Where a line holds the word "school", copy that line.

[Figure collection entries]
»»
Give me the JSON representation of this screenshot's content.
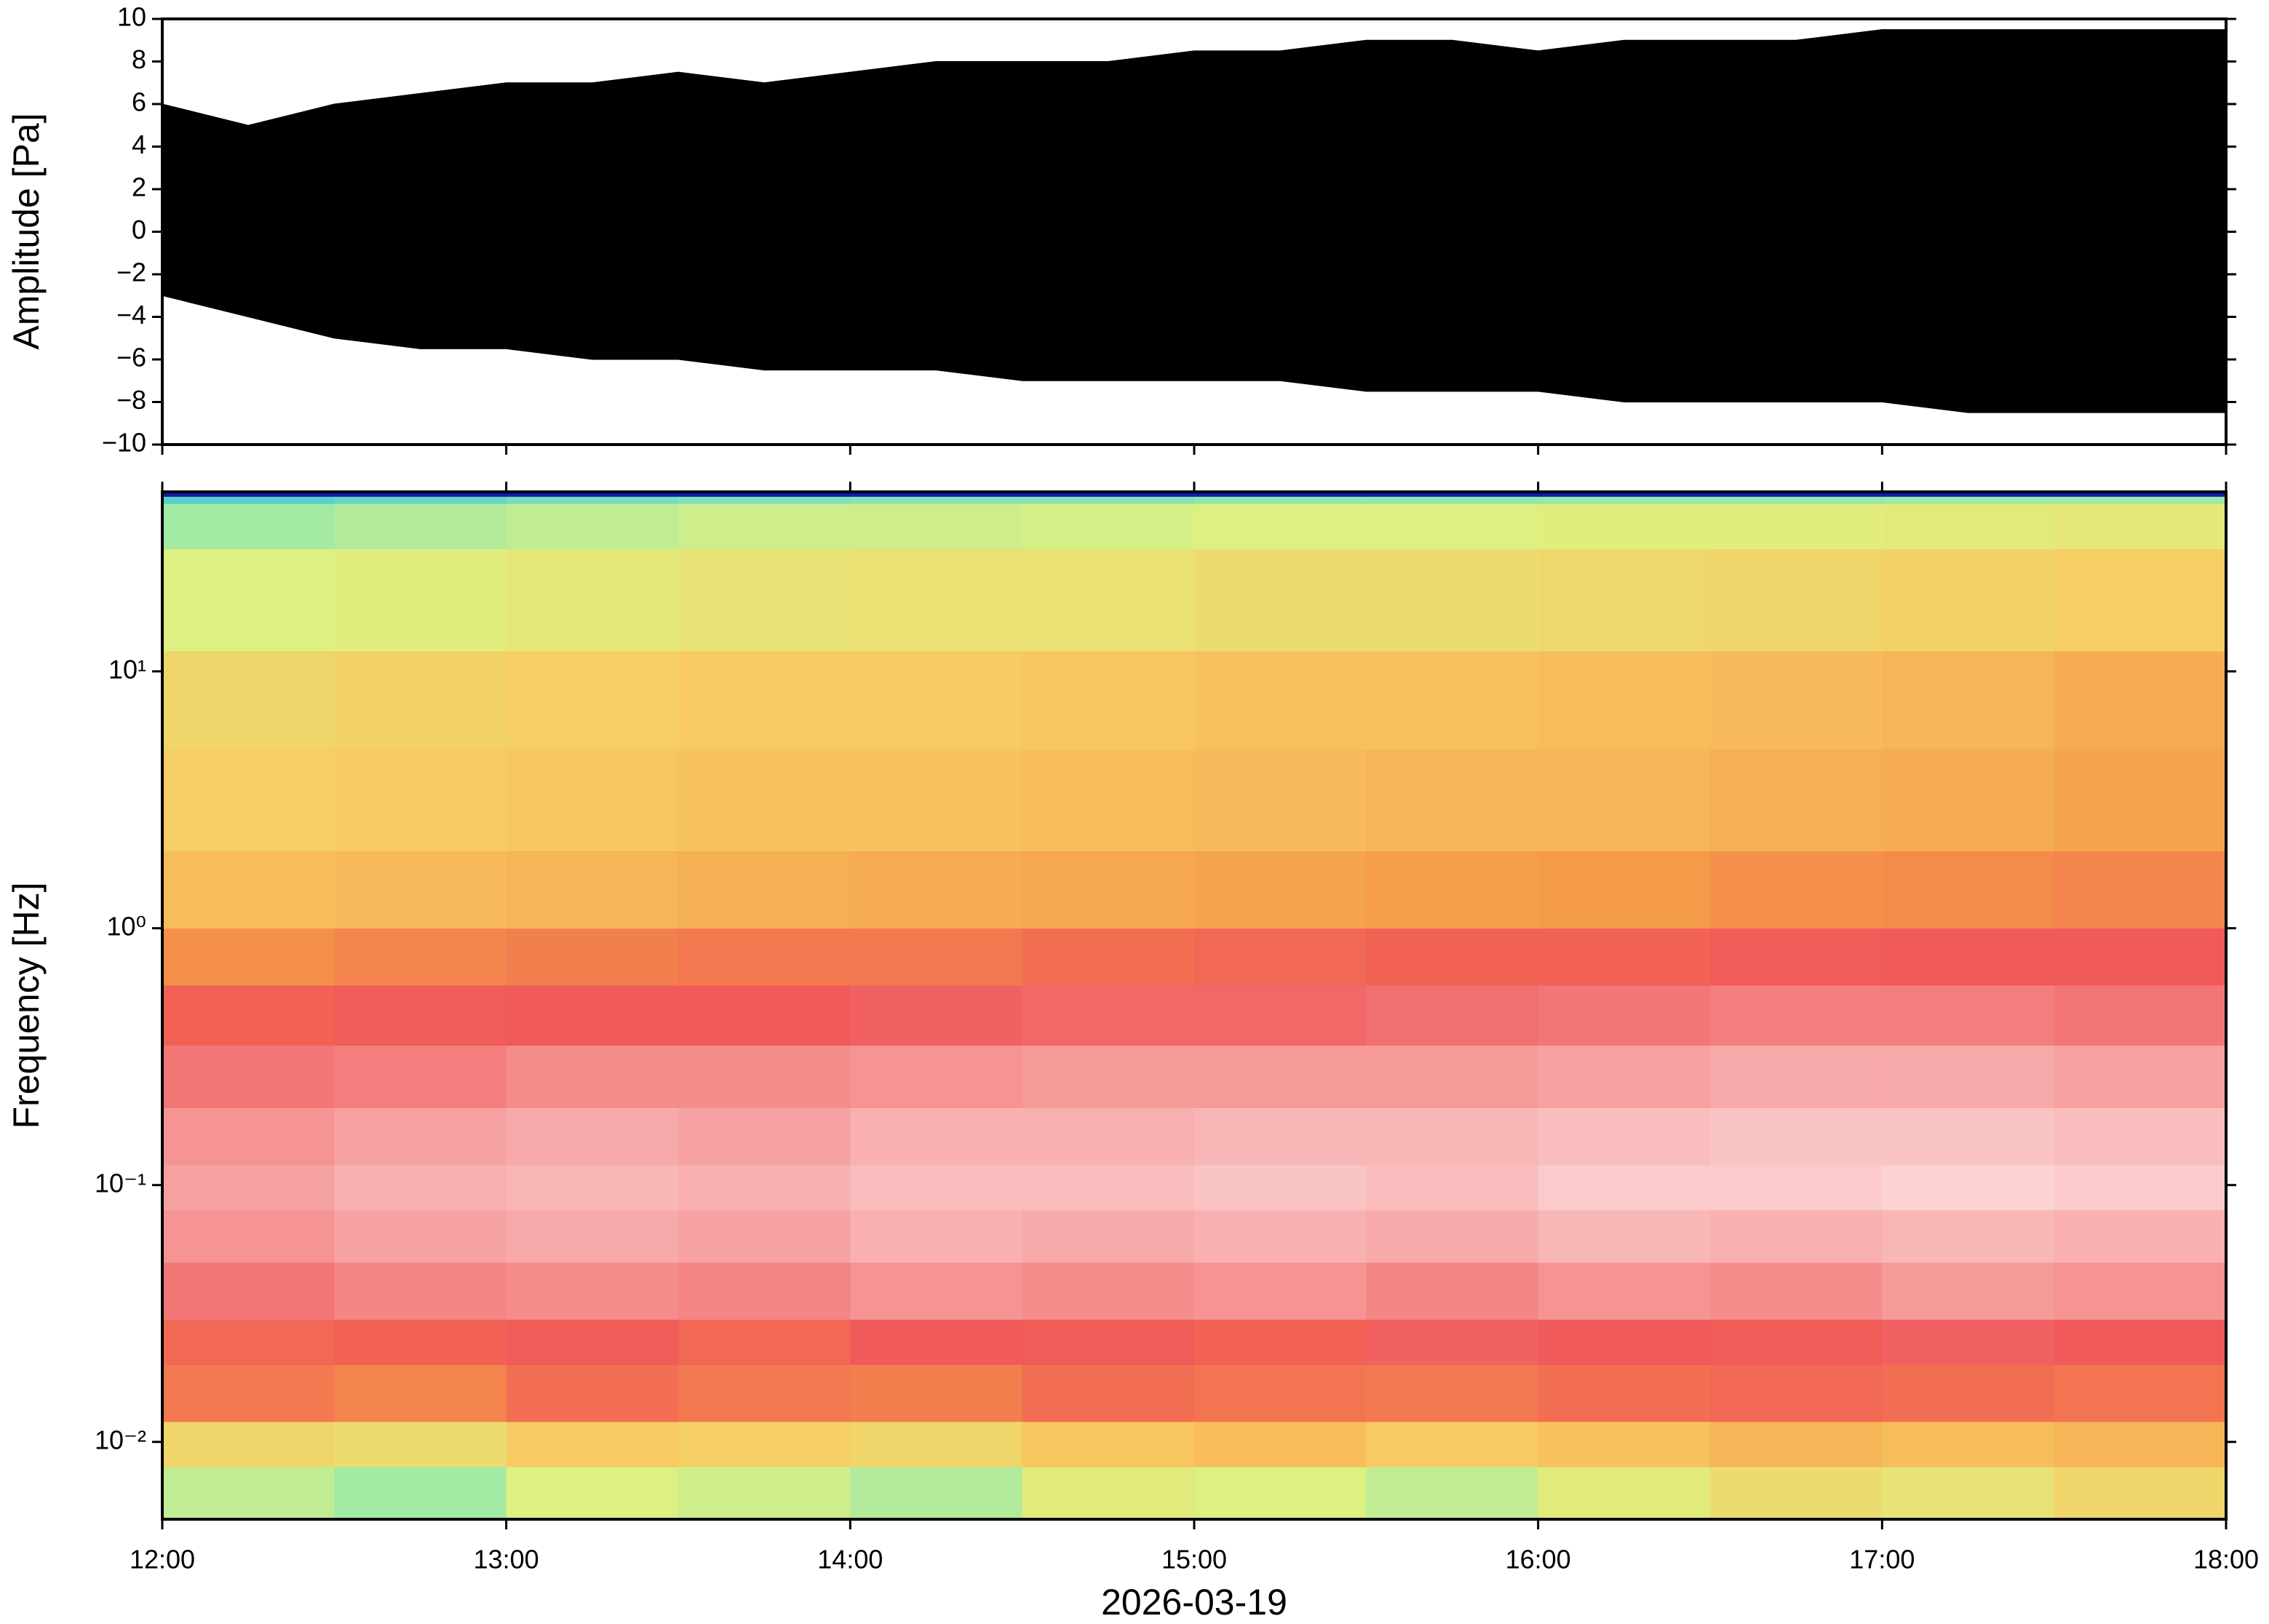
{
  "chart_data": [
    {
      "type": "area",
      "ylabel": "Amplitude [Pa]",
      "color": "#000000",
      "x": [
        12,
        12.25,
        12.5,
        12.75,
        13,
        13.25,
        13.5,
        13.75,
        14,
        14.25,
        14.5,
        14.75,
        15,
        15.25,
        15.5,
        15.75,
        16,
        16.25,
        16.5,
        16.75,
        17,
        17.25,
        17.5,
        17.75,
        18
      ],
      "upper": [
        6,
        5,
        6,
        6.5,
        7,
        7,
        7.5,
        7,
        7.5,
        8,
        8,
        8,
        8.5,
        8.5,
        9,
        9,
        8.5,
        9,
        9,
        9,
        9.5,
        9.5,
        9.5,
        9.5,
        9.5
      ],
      "lower": [
        -3,
        -4,
        -5,
        -5.5,
        -5.5,
        -6,
        -6,
        -6.5,
        -6.5,
        -6.5,
        -7,
        -7,
        -7,
        -7,
        -7.5,
        -7.5,
        -7.5,
        -8,
        -8,
        -8,
        -8,
        -8.5,
        -8.5,
        -8.5,
        -8.5
      ],
      "xlim": [
        12,
        18
      ],
      "xticks": [
        12,
        13,
        14,
        15,
        16,
        17,
        18
      ],
      "ylim": [
        -10,
        10
      ],
      "yticks": [
        {
          "value": -10,
          "label": "−10"
        },
        {
          "value": -8,
          "label": "−8"
        },
        {
          "value": -6,
          "label": "−6"
        },
        {
          "value": -4,
          "label": "−4"
        },
        {
          "value": -2,
          "label": "−2"
        },
        0,
        2,
        4,
        6,
        8,
        10
      ]
    },
    {
      "type": "heatmap",
      "ylabel": "Frequency [Hz]",
      "xlabel": "2026-03-19",
      "xlim": [
        12,
        18
      ],
      "xticks": [
        {
          "value": 12,
          "label": "12:00"
        },
        {
          "value": 13,
          "label": "13:00"
        },
        {
          "value": 14,
          "label": "14:00"
        },
        {
          "value": 15,
          "label": "15:00"
        },
        {
          "value": 16,
          "label": "16:00"
        },
        {
          "value": 17,
          "label": "17:00"
        },
        {
          "value": 18,
          "label": "18:00"
        }
      ],
      "ylim": [
        0.005,
        50
      ],
      "yscale": "log",
      "yticks": [
        {
          "value": 0.01,
          "label": "10⁻²"
        },
        {
          "value": 0.1,
          "label": "10⁻¹"
        },
        {
          "value": 1,
          "label": "10⁰"
        },
        {
          "value": 10,
          "label": "10¹"
        }
      ],
      "xbins": [
        12,
        12.5,
        13,
        13.5,
        14,
        14.5,
        15,
        15.5,
        16,
        16.5,
        17,
        17.5,
        18
      ],
      "ybins": [
        0.005,
        0.008,
        0.012,
        0.02,
        0.03,
        0.05,
        0.08,
        0.12,
        0.2,
        0.35,
        0.6,
        1,
        2,
        5,
        12,
        30,
        45,
        48,
        50
      ],
      "zlim": [
        0,
        1
      ],
      "colormap": [
        "#000080",
        "#1e50ff",
        "#40c0e0",
        "#90e8b0",
        "#e0f080",
        "#f8c860",
        "#f49848",
        "#f05858",
        "#f8a8a8",
        "#fff4f4"
      ],
      "values": [
        [
          0.4,
          0.36,
          0.44,
          0.42,
          0.38,
          0.46,
          0.44,
          0.4,
          0.46,
          0.5,
          0.48,
          0.52
        ],
        [
          0.52,
          0.5,
          0.55,
          0.54,
          0.52,
          0.56,
          0.58,
          0.55,
          0.57,
          0.6,
          0.58,
          0.6
        ],
        [
          0.72,
          0.7,
          0.74,
          0.72,
          0.71,
          0.74,
          0.73,
          0.72,
          0.74,
          0.75,
          0.74,
          0.73
        ],
        [
          0.75,
          0.76,
          0.77,
          0.75,
          0.78,
          0.77,
          0.76,
          0.79,
          0.78,
          0.77,
          0.79,
          0.78
        ],
        [
          0.82,
          0.84,
          0.85,
          0.84,
          0.86,
          0.85,
          0.86,
          0.84,
          0.86,
          0.85,
          0.87,
          0.86
        ],
        [
          0.86,
          0.88,
          0.89,
          0.88,
          0.9,
          0.89,
          0.9,
          0.89,
          0.91,
          0.9,
          0.91,
          0.9
        ],
        [
          0.88,
          0.9,
          0.91,
          0.9,
          0.92,
          0.92,
          0.93,
          0.92,
          0.94,
          0.94,
          0.95,
          0.94
        ],
        [
          0.86,
          0.88,
          0.89,
          0.88,
          0.9,
          0.9,
          0.91,
          0.91,
          0.92,
          0.93,
          0.93,
          0.92
        ],
        [
          0.82,
          0.83,
          0.85,
          0.85,
          0.86,
          0.87,
          0.87,
          0.87,
          0.88,
          0.89,
          0.89,
          0.88
        ],
        [
          0.76,
          0.77,
          0.78,
          0.78,
          0.79,
          0.8,
          0.8,
          0.81,
          0.82,
          0.83,
          0.83,
          0.82
        ],
        [
          0.68,
          0.7,
          0.71,
          0.72,
          0.72,
          0.74,
          0.75,
          0.76,
          0.76,
          0.77,
          0.78,
          0.78
        ],
        [
          0.58,
          0.59,
          0.6,
          0.61,
          0.62,
          0.63,
          0.64,
          0.65,
          0.66,
          0.68,
          0.69,
          0.7
        ],
        [
          0.54,
          0.55,
          0.56,
          0.57,
          0.57,
          0.58,
          0.59,
          0.6,
          0.6,
          0.61,
          0.62,
          0.64
        ],
        [
          0.52,
          0.53,
          0.54,
          0.55,
          0.55,
          0.56,
          0.57,
          0.57,
          0.58,
          0.59,
          0.6,
          0.62
        ],
        [
          0.44,
          0.45,
          0.47,
          0.48,
          0.49,
          0.49,
          0.5,
          0.5,
          0.51,
          0.52,
          0.53,
          0.54
        ],
        [
          0.36,
          0.38,
          0.4,
          0.42,
          0.42,
          0.43,
          0.44,
          0.44,
          0.45,
          0.45,
          0.46,
          0.47
        ],
        [
          0.26,
          0.28,
          0.3,
          0.31,
          0.32,
          0.32,
          0.33,
          0.33,
          0.34,
          0.34,
          0.35,
          0.35
        ],
        [
          0.04,
          0.04,
          0.04,
          0.04,
          0.04,
          0.04,
          0.04,
          0.04,
          0.04,
          0.04,
          0.04,
          0.04
        ]
      ]
    }
  ]
}
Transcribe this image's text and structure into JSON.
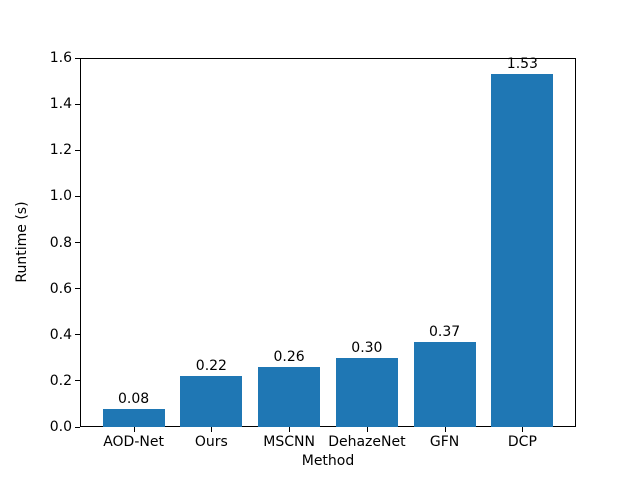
{
  "chart_data": {
    "type": "bar",
    "categories": [
      "AOD-Net",
      "Ours",
      "MSCNN",
      "DehazeNet",
      "GFN",
      "DCP"
    ],
    "values": [
      0.08,
      0.22,
      0.26,
      0.3,
      0.37,
      1.53
    ],
    "value_labels": [
      "0.08",
      "0.22",
      "0.26",
      "0.30",
      "0.37",
      "1.53"
    ],
    "title": "",
    "xlabel": "Method",
    "ylabel": "Runtime (s)",
    "ylim": [
      0.0,
      1.6
    ],
    "yticks": [
      0.0,
      0.2,
      0.4,
      0.6,
      0.8,
      1.0,
      1.2,
      1.4,
      1.6
    ],
    "ytick_labels": [
      "0.0",
      "0.2",
      "0.4",
      "0.6",
      "0.8",
      "1.0",
      "1.2",
      "1.4",
      "1.6"
    ],
    "bar_color": "#1f77b4",
    "grid": false,
    "legend": "none",
    "background_color": "#ffffff",
    "text_color": "#000000"
  }
}
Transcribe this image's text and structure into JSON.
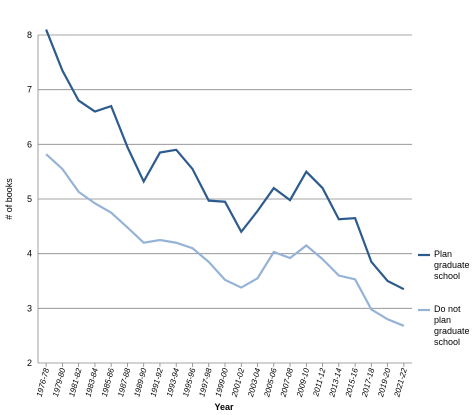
{
  "chart_data": {
    "type": "line",
    "x_label": "Year",
    "y_label": "# of books",
    "categories": [
      "1976-78",
      "1979-80",
      "1981-82",
      "1983-84",
      "1985-86",
      "1987-88",
      "1989-90",
      "1991-92",
      "1993-94",
      "1995-96",
      "1997-98",
      "1999-00",
      "2001-02",
      "2003-04",
      "2005-06",
      "2007-08",
      "2009-10",
      "2011-12",
      "2013-14",
      "2015-16",
      "2017-18",
      "2019-20",
      "2021-22"
    ],
    "series": [
      {
        "name": "Plan graduate school",
        "color": "#2e5b8e",
        "values": [
          8.1,
          7.35,
          6.8,
          6.6,
          6.7,
          5.95,
          5.32,
          5.85,
          5.9,
          5.55,
          4.97,
          4.95,
          4.4,
          4.78,
          5.2,
          4.98,
          5.5,
          5.2,
          4.63,
          4.65,
          3.85,
          3.5,
          3.35
        ]
      },
      {
        "name": "Do not plan graduate school",
        "color": "#95b3d7",
        "values": [
          5.82,
          5.55,
          5.13,
          4.92,
          4.75,
          4.48,
          4.2,
          4.25,
          4.2,
          4.1,
          3.85,
          3.52,
          3.38,
          3.55,
          4.03,
          3.92,
          4.15,
          3.9,
          3.6,
          3.53,
          2.98,
          2.8,
          2.68
        ]
      }
    ],
    "ylim": [
      2,
      8
    ],
    "yticks": [
      2,
      3,
      4,
      5,
      6,
      7,
      8
    ],
    "grid": true
  }
}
««
RESPONSE TO THE TASK —
        "name": "Plan graduate school",
        "name": "Do not plan graduate school",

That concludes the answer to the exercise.